- _To be done_: Return each line containing "frac".

[begin Data for this task]

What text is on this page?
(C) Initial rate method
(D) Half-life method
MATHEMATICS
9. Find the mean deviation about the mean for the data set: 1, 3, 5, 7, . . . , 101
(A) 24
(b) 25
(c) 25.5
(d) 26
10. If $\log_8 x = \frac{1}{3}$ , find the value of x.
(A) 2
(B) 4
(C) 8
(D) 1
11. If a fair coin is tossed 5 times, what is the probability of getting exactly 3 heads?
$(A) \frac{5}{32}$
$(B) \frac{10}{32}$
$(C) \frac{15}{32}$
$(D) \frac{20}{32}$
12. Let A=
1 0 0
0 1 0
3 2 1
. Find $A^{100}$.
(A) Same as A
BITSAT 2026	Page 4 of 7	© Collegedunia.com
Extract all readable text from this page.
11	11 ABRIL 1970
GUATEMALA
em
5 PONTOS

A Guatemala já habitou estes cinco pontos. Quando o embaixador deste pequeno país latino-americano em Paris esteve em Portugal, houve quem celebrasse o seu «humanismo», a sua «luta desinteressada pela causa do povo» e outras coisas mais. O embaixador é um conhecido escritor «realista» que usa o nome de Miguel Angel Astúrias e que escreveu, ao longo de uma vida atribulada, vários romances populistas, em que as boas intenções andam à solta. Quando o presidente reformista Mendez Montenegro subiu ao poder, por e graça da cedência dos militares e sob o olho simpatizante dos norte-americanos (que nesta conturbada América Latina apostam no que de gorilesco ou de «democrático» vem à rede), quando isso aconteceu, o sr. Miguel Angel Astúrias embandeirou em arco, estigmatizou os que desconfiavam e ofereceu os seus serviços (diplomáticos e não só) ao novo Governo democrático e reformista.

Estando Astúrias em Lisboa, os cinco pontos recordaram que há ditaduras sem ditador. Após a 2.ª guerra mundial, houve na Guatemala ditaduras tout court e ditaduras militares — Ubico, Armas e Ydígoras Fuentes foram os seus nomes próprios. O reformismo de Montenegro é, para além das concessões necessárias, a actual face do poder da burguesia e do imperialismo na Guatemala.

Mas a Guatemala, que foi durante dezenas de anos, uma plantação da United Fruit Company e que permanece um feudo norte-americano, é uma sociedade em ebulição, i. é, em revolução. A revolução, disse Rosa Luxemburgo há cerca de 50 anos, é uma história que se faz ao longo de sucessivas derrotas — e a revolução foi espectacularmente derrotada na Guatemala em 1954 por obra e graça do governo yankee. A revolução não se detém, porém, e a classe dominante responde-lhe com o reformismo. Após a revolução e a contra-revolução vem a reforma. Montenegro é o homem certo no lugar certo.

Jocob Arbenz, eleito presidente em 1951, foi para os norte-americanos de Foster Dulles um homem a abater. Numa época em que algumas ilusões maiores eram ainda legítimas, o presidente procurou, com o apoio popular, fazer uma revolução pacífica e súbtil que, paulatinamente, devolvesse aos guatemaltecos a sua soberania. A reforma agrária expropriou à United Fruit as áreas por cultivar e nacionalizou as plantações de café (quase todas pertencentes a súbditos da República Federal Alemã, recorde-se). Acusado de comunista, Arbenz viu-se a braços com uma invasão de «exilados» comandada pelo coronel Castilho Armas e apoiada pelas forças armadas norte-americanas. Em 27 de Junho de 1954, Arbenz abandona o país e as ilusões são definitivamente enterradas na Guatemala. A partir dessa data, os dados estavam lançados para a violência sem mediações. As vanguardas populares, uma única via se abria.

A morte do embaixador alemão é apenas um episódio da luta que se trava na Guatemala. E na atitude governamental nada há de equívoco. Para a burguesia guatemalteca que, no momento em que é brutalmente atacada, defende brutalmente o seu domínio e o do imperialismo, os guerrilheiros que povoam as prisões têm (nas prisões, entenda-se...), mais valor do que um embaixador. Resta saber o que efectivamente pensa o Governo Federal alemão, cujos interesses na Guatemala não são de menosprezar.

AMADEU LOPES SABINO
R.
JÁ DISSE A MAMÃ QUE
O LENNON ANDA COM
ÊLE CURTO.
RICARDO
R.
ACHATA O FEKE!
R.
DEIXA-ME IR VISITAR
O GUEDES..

[end Data for this task]

- _Response to the task_:
10. If $\log_8 x = \frac{1}{3}$ , find the value of x.
$(A) \frac{5}{32}$
$(B) \frac{10}{32}$
$(C) \frac{15}{32}$
$(D) \frac{20}{32}$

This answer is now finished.